Extracted data entries:

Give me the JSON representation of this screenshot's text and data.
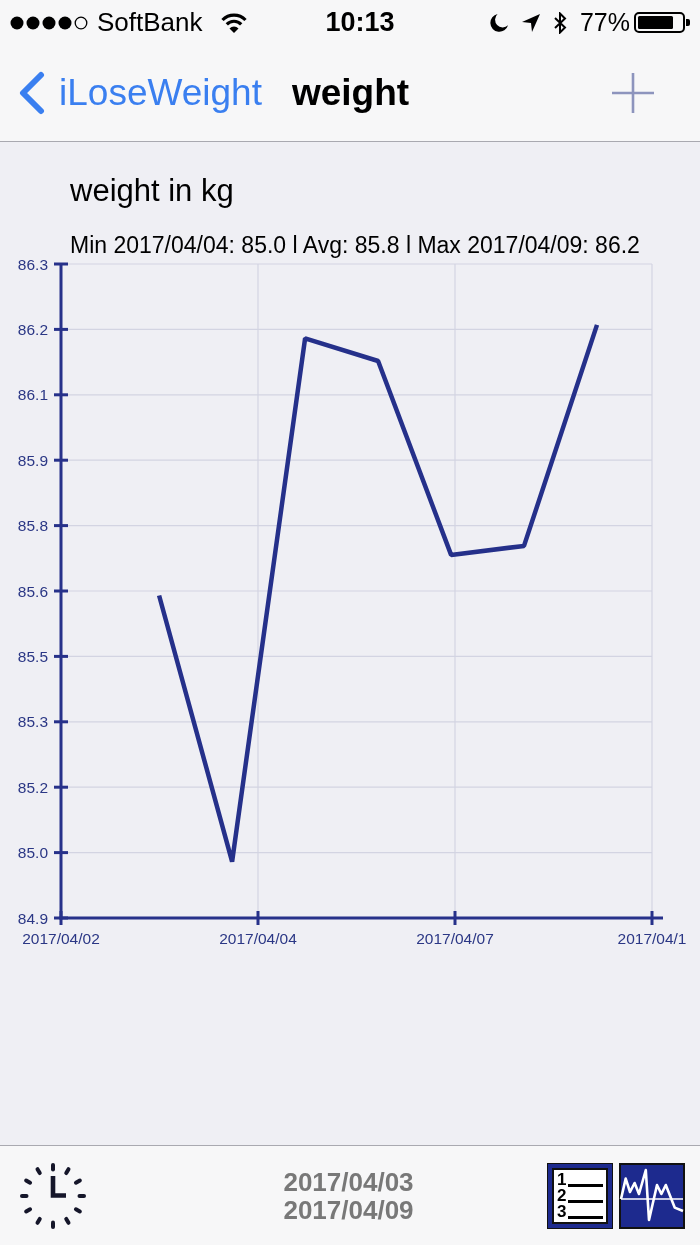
{
  "status_bar": {
    "carrier": "SoftBank",
    "time": "10:13",
    "battery": "77%"
  },
  "nav_bar": {
    "back_label": "iLoseWeight",
    "title": "weight"
  },
  "chart": {
    "summary": "Min 2017/04/04: 85.0 l Avg: 85.8 l Max 2017/04/09: 86.2",
    "x_axis_labels": [
      "2017/04/02",
      "2017/04/04",
      "2017/04/07",
      "2017/04/1"
    ],
    "chart_data": {
      "type": "line",
      "title": "weight in kg",
      "grid": true,
      "categories": [
        null,
        null,
        null,
        null,
        null,
        null,
        null
      ],
      "series": [
        {
          "color": "#25308a",
          "values": [
            85.61,
            85.02,
            86.18,
            86.13,
            85.7,
            85.72,
            86.21
          ]
        }
      ],
      "ylim": [
        84.895,
        86.345
      ],
      "yticks": [
        {
          "value": 84.895,
          "label": "84.9"
        },
        {
          "value": 85.04,
          "label": "85.0"
        },
        {
          "value": 85.185,
          "label": "85.2"
        },
        {
          "value": 85.33,
          "label": "85.3"
        },
        {
          "value": 85.475,
          "label": "85.5"
        },
        {
          "value": 85.62,
          "label": "85.6"
        },
        {
          "value": 85.765,
          "label": "85.8"
        },
        {
          "value": 85.91,
          "label": "85.9"
        },
        {
          "value": 86.055,
          "label": "86.1"
        },
        {
          "value": 86.2,
          "label": "86.2"
        },
        {
          "value": 86.345,
          "label": "86.3"
        }
      ]
    }
  },
  "toolbar": {
    "date_range": [
      "2017/04/03",
      "2017/04/09"
    ],
    "list_button": {
      "numbers": [
        "1",
        "2",
        "3"
      ]
    }
  }
}
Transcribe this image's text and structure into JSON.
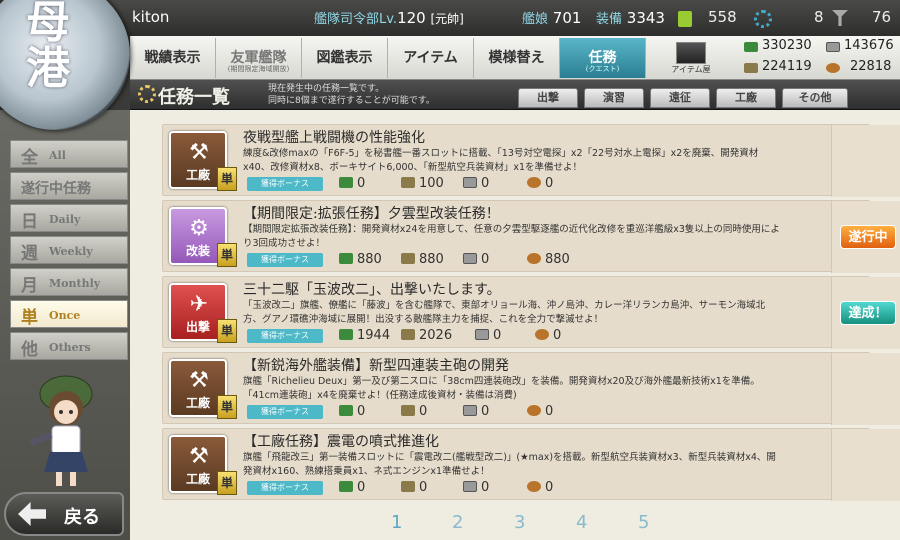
{
  "header": {
    "player": "kiton",
    "hq_label": "艦隊司令部Lv.",
    "hq_level": "120",
    "rank": "[元帥]",
    "ships_label": "艦娘",
    "ships": "701",
    "equip_label": "装備",
    "equip": "3343",
    "bucket": "558",
    "dev_mat": "8",
    "screw": "76"
  },
  "logo_text": "母港",
  "nav": {
    "items": [
      {
        "label": "戦績表示"
      },
      {
        "label": "友軍艦隊",
        "sub": "(期間限定海域開放)"
      },
      {
        "label": "図鑑表示"
      },
      {
        "label": "アイテム"
      },
      {
        "label": "模様替え"
      },
      {
        "label": "任務",
        "sub": "(クエスト)"
      }
    ],
    "shop_label": "アイテム屋"
  },
  "resources": {
    "fuel": "330230",
    "steel": "143676",
    "ammo": "224119",
    "bauxite": "22818"
  },
  "page_title": "任務一覧",
  "note_line1": "現在発生中の任務一覧です。",
  "note_line2": "同時に8個まで遂行することが可能です。",
  "cat_tabs": [
    "出撃",
    "演習",
    "遠征",
    "工廠",
    "その他"
  ],
  "categories": [
    {
      "jp": "全",
      "en": "All"
    },
    {
      "jp": "遂行中任務",
      "en": ""
    },
    {
      "jp": "日",
      "en": "Daily"
    },
    {
      "jp": "週",
      "en": "Weekly"
    },
    {
      "jp": "月",
      "en": "Monthly"
    },
    {
      "jp": "単",
      "en": "Once"
    },
    {
      "jp": "他",
      "en": "Others"
    }
  ],
  "active_category": "Once",
  "back_label": "戻る",
  "bonus_label": "獲得ボーナス",
  "once_mark": "単",
  "quests": [
    {
      "icon": "工廠",
      "title": "夜戦型艦上戦闘機の性能強化",
      "desc": "練度&改修maxの「F6F-5」を秘書艦一番スロットに搭載、「13号対空電探」x2「22号対水上電探」x2を廃棄、開発資材x40、改修資材x8、ボーキサイト6,000、「新型航空兵装資材」x1を準備せよ！",
      "fuel": "0",
      "ammo": "100",
      "steel": "0",
      "bauxite": "0",
      "status": ""
    },
    {
      "icon": "改装",
      "title": "【期間限定:拡張任務】夕雲型改装任務！",
      "desc": "【期間限定拡張改装任務】：開発資材x24を用意して、任意の夕雲型駆逐艦の近代化改修を重巡洋艦級x3隻以上の同時使用により3回成功させよ！",
      "fuel": "880",
      "ammo": "880",
      "steel": "0",
      "bauxite": "880",
      "status": "遂行中"
    },
    {
      "icon": "出撃",
      "title": "三十二駆「玉波改二」、出撃いたします。",
      "desc": "「玉波改二」旗艦、僚艦に「藤波」を含む艦隊で、東部オリョール海、沖ノ島沖、カレー洋リランカ島沖、サーモン海域北方、グアノ環礁沖海域に展開！出没する敵艦隊主力を捕捉、これを全力で撃滅せよ！",
      "fuel": "1944",
      "ammo": "2026",
      "steel": "0",
      "bauxite": "0",
      "status": "達成！"
    },
    {
      "icon": "工廠",
      "title": "【新鋭海外艦装備】新型四連装主砲の開発",
      "desc": "旗艦「Richelieu Deux」第一及び第二スロに「38cm四連装砲改」を装備。開発資材x20及び海外艦最新技術x1を準備。「41cm連装砲」x4を廃棄せよ！(任務達成後資材・装備は消費)",
      "fuel": "0",
      "ammo": "0",
      "steel": "0",
      "bauxite": "0",
      "status": ""
    },
    {
      "icon": "工廠",
      "title": "【工廠任務】震電の噴式推進化",
      "desc": "旗艦「飛龍改三」第一装備スロットに「震電改二(艦戦型改二)」(★max)を搭載。新型航空兵装資材x3、新型兵装資材x4、開発資材x160、熟練搭乗員x1、ネ式エンジンx1準備せよ！",
      "fuel": "0",
      "ammo": "0",
      "steel": "0",
      "bauxite": "0",
      "status": ""
    }
  ],
  "pages": [
    "1",
    "2",
    "3",
    "4",
    "5"
  ],
  "current_page": "1"
}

> _AIM_: Which lines above contain "this"? Show each of them.

> _WRITTEN SOLUTION_:
Give me the JSON representation of this screenshot's text and data.
Transcribe this image's text and structure into JSON.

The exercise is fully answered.